Set problem » Each line containing the word "eshop" must be collected.

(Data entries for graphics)
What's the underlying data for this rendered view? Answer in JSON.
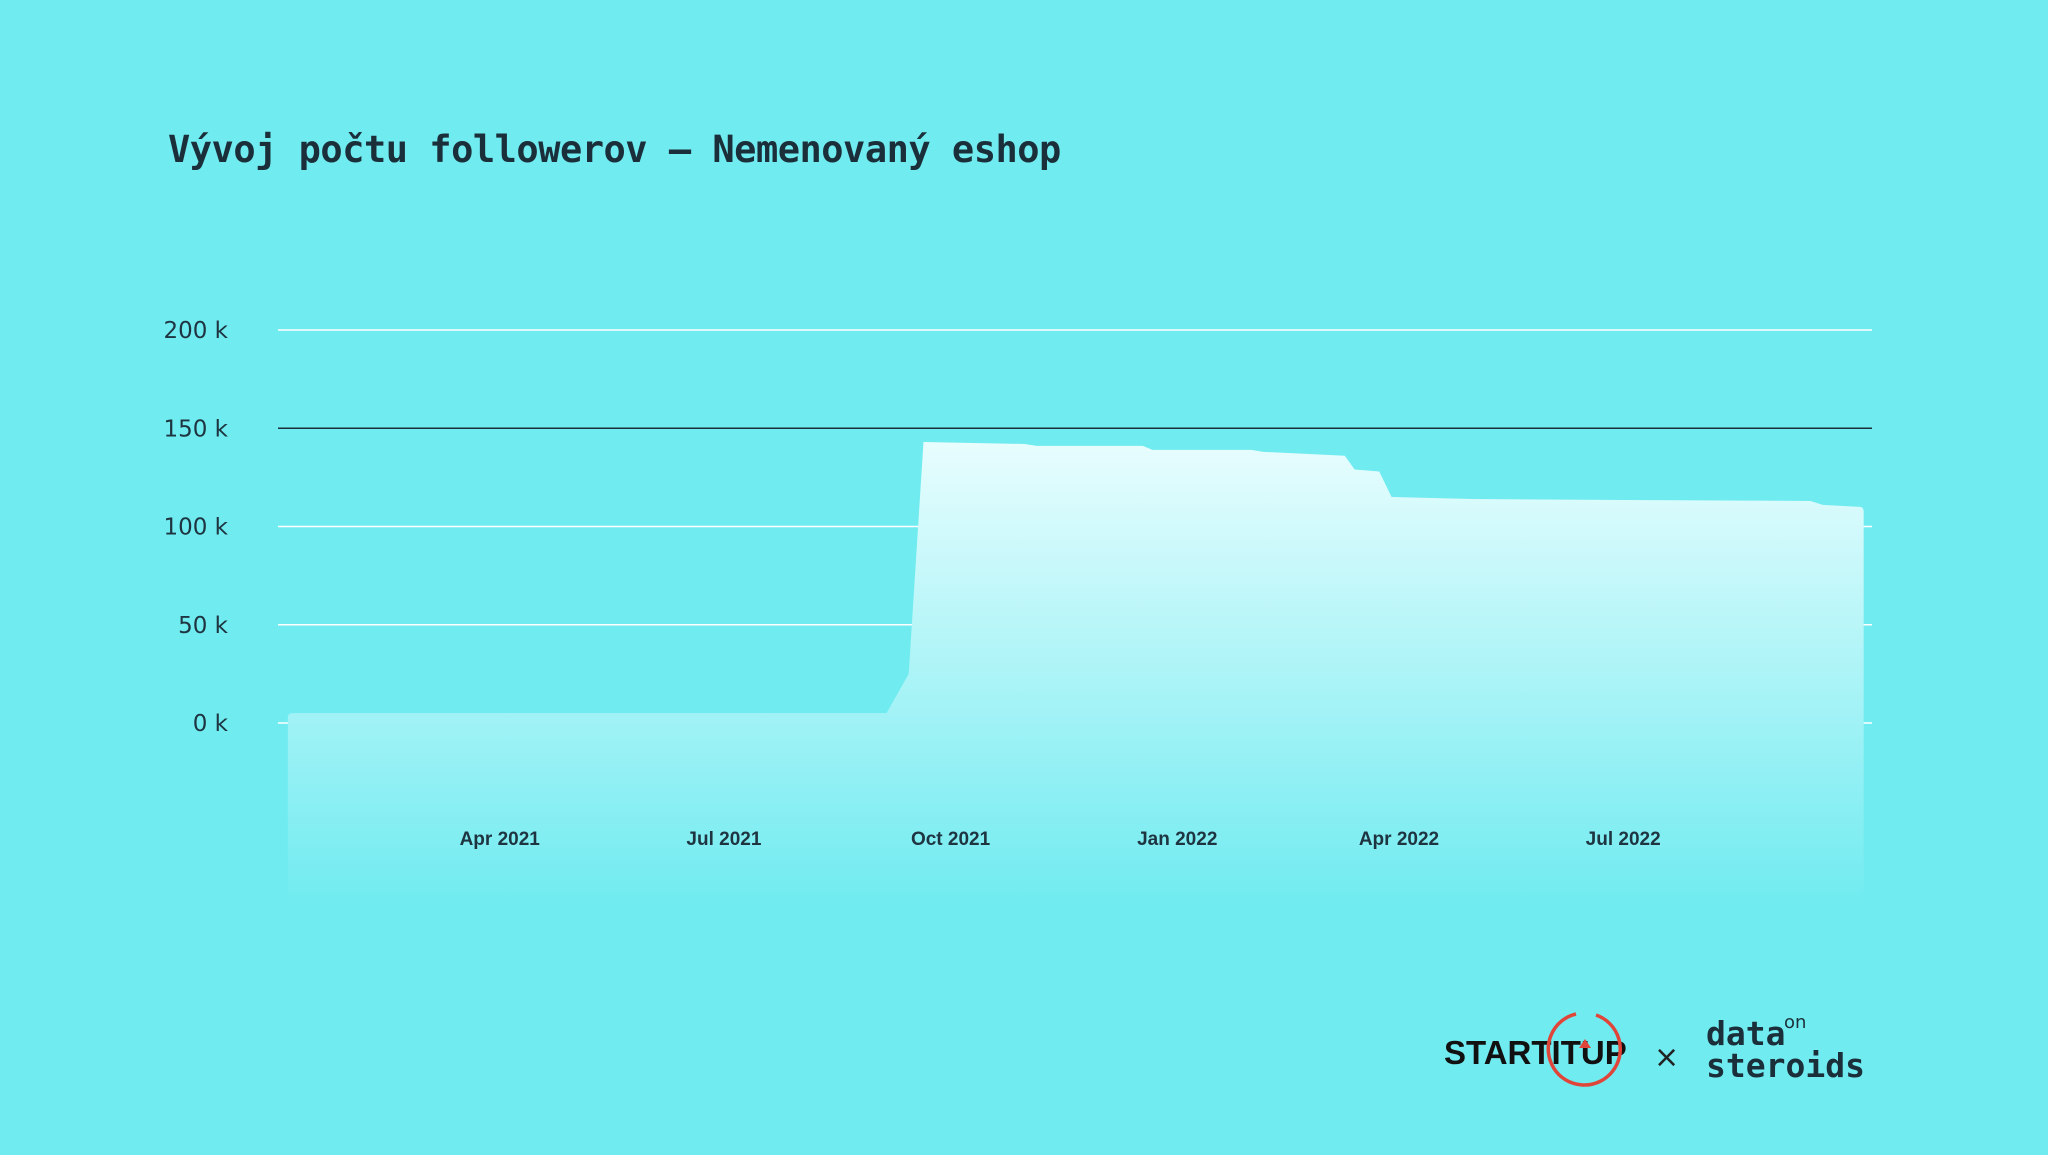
{
  "title": "Vývoj počtu followerov – Nemenovaný eshop",
  "logos": {
    "left": "STARTITUP",
    "separator": "×",
    "right_line1": "data",
    "right_line2": "steroids",
    "right_sup": "on"
  },
  "colors": {
    "background": "#70ebf0",
    "area_top": "#e8fdfe",
    "area_bottom": "#70ebf0",
    "gridline": "#ffffff",
    "highlight_line": "#1b2f3a",
    "text": "#1e3440",
    "logo_ring": "#e0453a"
  },
  "chart_data": {
    "type": "area",
    "title": "Vývoj počtu followerov – Nemenovaný eshop",
    "xlabel": "",
    "ylabel": "",
    "ylim": [
      0,
      200000
    ],
    "yticks": [
      0,
      50000,
      100000,
      150000,
      200000
    ],
    "ytick_labels": [
      "0 k",
      "50 k",
      "100 k",
      "150 k",
      "200 k"
    ],
    "highlight_y": 150000,
    "xlim": [
      "2021-01-01",
      "2022-10-10"
    ],
    "xticks": [
      "2021-04-01",
      "2021-07-01",
      "2021-10-01",
      "2022-01-01",
      "2022-04-01",
      "2022-07-01"
    ],
    "xtick_labels": [
      "Apr 2021",
      "Jul 2021",
      "Oct 2021",
      "Jan 2022",
      "Apr 2022",
      "Jul 2022"
    ],
    "grid": true,
    "series": [
      {
        "points": [
          [
            "2021-01-05",
            5000
          ],
          [
            "2021-02-01",
            5000
          ],
          [
            "2021-05-01",
            5000
          ],
          [
            "2021-08-01",
            5000
          ],
          [
            "2021-09-05",
            5000
          ],
          [
            "2021-09-14",
            25000
          ],
          [
            "2021-09-20",
            143000
          ],
          [
            "2021-10-31",
            142000
          ],
          [
            "2021-11-05",
            141000
          ],
          [
            "2021-12-18",
            141000
          ],
          [
            "2021-12-22",
            139000
          ],
          [
            "2022-01-31",
            139000
          ],
          [
            "2022-02-05",
            138000
          ],
          [
            "2022-03-10",
            136000
          ],
          [
            "2022-03-14",
            129000
          ],
          [
            "2022-03-24",
            128000
          ],
          [
            "2022-03-29",
            115000
          ],
          [
            "2022-05-01",
            114000
          ],
          [
            "2022-07-01",
            113500
          ],
          [
            "2022-09-15",
            113000
          ],
          [
            "2022-09-20",
            111000
          ],
          [
            "2022-10-05",
            110000
          ]
        ]
      }
    ]
  }
}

Solution to the problem »
  "title": "Vývoj počtu followerov – Nemenovaný eshop",
    "title": "Vývoj počtu followerov – Nemenovaný eshop",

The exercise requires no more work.